• TAREFA PROPOSTA
Atualize o trecho da entrevista que vai de "A partir daí, foi" até "dessas áreas? Como?", inclusive, e escreva-o de novo com "caminho" substituído por "percurso".

::: TRECHO FORNECIDO

Entrevistamos Rachel Bueno, Especialista em Documentação com 40 anos de experiência na área de arquivos, nos conta um pouco de sua trajetória profissional, da gestão documental e dos desafios do profissional arquivista.
(Archivoz) Rachel você é Bibliotecária de formação e Especialista em Documentação, conte-nos o que te levou a mudar da biblioteconomia para a arquivística.
(Rachel Bueno) Na realidade não mudei, simplesmente tropecei na arquivística. No primeiro ano da graduação estagiei em uma empresa de processamento de dados no setor de informação coorporativa; em seguida, também em setor de informação, fui contratada para análise de dados para subsidiar propostas de empreendimentos na área da engenharia.
A partir daí, foi um caminho sem volta: os arquivos. Percebi que realmente minha área era a da informação, mas da informação orgânica e do grande desafio de converter o conceito de “arquivo morto” em gestão, organização e acesso.
(Archivoz) Ainda temos discussões entre os campos da biblioteconomia e arquivística, como você transitou pelas duas áreas, é possível que esses conhecimentos andem juntos e facilite o trabalho dos profissionais dessas áreas? Como?
(RB) Como dito anteriormente, não transitei profissionalmente nas duas áreas; por força da dinâmica da arquivística, não é possível o desenvolvimento de um projeto sem a colaboração de profissionais de outras áreas: biblioteconomia, direito, administração, história, etc.
(Archivoz) Sua atuação maior é como arquivista de documentação corrente, ainda temos problemas conceituais sobre a teoria das idades e muitas vezes a documentação chega sem tratamento algum na fase permanente, como minimizar essa questão?
(RB) Há muitos questionamentos à teoria das três idades, mas a aplicação de políticas de gestão documental, independente da linha de pensamento que se adote é imprescindível para que os documentos permanentes / históricos possam ser preservados e custodiados com proveniência e organicidade.
(Archivoz) Como foi atuar como arquivista na Prefeitura de São Paulo?
(RB) Tive um privilégio como poucos: ingressei na PMSP no recém-criado Departamento de Informação e Documentação Artística – IDART, subordinado à Secretaria de Cultura do Município. Fiz parte da equipe do Arquivo Multimeios, com um acervo composto por nove grandes áreas temáticas: Arquitetura, artes Cênicas, Artes Gráficas, Cinema, Comunicação de Massa, Fotografia, Literatura e Música. Documentos estes, que já em 1.978 foram agrupados por “evento” (peça teatral, cinema, exposições, etc.), suporte do documento, itens documentais. Eram encaminhados ao Arquivo “descritos” pelo(s) pesquisador(es) da área produtora: temos aí um bom exemplo da “descrição arquivística’ em seus primórdios. No setor de Hemeroteca, tivemos também, a experiência de olhar os periódicos, não como recortes, mas como matérias de interesse sempre ligadas ao momento socio político da época. Não havia “recortes”, o periódico tinha sua página preservada para não perder o contexto.
(Archivoz) Quais são os desafios do arquivista que atua no setor público? E quais são as mudanças necessárias para uma boa atuação?

::::::
::: EXTRATO DE DADOS

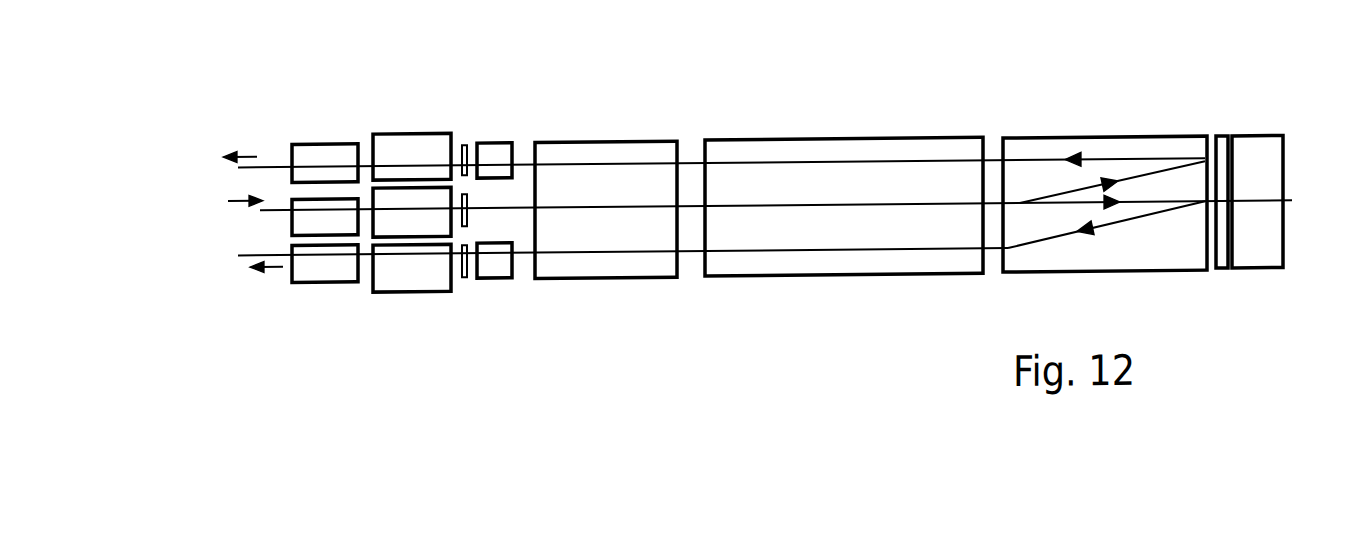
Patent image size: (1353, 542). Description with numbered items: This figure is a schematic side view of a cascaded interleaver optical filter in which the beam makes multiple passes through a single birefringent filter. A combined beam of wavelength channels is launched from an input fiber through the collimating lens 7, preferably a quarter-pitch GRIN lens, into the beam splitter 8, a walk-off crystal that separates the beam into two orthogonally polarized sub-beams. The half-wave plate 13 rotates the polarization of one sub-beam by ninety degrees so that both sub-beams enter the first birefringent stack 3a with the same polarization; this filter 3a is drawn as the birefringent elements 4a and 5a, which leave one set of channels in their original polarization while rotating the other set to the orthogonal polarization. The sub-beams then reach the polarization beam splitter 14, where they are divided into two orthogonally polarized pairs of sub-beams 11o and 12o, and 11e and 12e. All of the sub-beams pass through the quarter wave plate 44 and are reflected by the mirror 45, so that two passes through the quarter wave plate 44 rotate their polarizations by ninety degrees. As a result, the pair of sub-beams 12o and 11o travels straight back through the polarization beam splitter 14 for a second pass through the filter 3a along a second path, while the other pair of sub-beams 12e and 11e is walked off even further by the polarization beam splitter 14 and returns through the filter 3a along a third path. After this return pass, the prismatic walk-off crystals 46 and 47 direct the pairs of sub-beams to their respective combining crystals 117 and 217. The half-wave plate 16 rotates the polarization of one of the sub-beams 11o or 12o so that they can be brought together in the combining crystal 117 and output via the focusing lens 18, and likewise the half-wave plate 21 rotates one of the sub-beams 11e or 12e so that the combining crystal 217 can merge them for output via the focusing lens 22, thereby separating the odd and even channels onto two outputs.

The first birefringent stack 3a is at (673, 82).
The birefringent element 4a is at (607, 139).
The birefringent element 5a is at (843, 139).
The collimating lens 7 is at (293, 223).
The beam splitter 8 is at (412, 212).
The sub-beam 11o is at (1143, 177).
The sub-beam 12o is at (1175, 161).
The sub-beam 11e is at (1127, 224).
The sub-beam 12e is at (1159, 206).
The half-wave plate 13 is at (469, 217).
The polarization beam splitter 14 is at (1105, 140).
The half-wave plate 16 is at (464, 141).
The focusing lens 18 is at (313, 138).
The half-wave plate 21 is at (464, 276).
The focusing lens 22 is at (330, 278).
The quarter wave plate 44 is at (1226, 140).
The mirror 45 is at (1289, 208).
The prismatic walk-off crystal 46 is at (493, 140).
The prismatic walk-off crystal 47 is at (496, 278).
The combining crystal 117 is at (409, 131).
The combining crystal 217 is at (412, 290).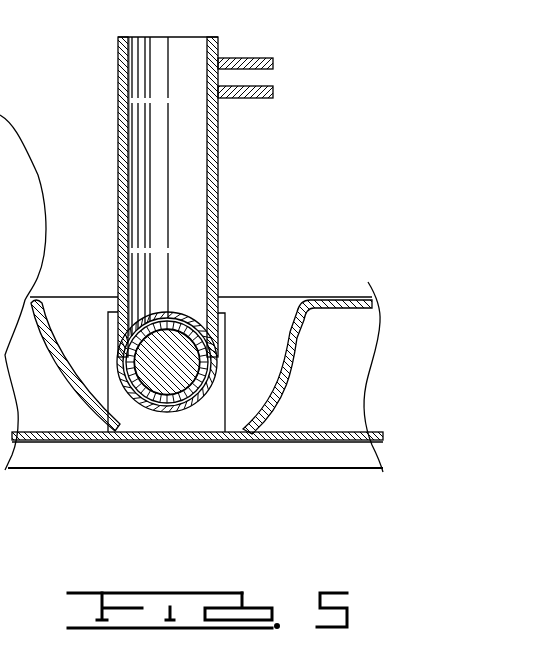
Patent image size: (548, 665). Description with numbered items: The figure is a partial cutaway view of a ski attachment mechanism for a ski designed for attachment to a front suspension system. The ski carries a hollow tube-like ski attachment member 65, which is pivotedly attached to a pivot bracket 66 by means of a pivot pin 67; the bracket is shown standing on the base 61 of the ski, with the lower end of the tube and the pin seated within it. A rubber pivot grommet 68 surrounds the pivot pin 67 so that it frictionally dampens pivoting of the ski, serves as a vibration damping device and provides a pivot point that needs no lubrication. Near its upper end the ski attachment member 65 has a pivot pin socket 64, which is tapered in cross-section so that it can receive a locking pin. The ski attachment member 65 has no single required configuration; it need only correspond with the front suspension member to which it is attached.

The base plate 61 is at (257, 470).
The pivot pin socket 64 is at (273, 73).
The ski attachment member 65 is at (218, 259).
The pivot bracket 66 is at (110, 341).
The pivot pin 67 is at (188, 353).
The rubber pivot grommet 68 is at (188, 397).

::::::

• RESPOSTA DO EXERCÍCIO
A partir daí, foi um percurso sem volta: os arquivos. Percebi que realmente minha área era a da informação, mas da informação orgânica e do grande desafio de converter o conceito de “arquivo morto” em gestão, organização e acesso.
(Archivoz) Ainda temos discussões entre os campos da biblioteconomia e arquivística, como você transitou pelas duas áreas, é possível que esses conhecimentos andem juntos e facilite o trabalho dos profissionais dessas áreas? Como?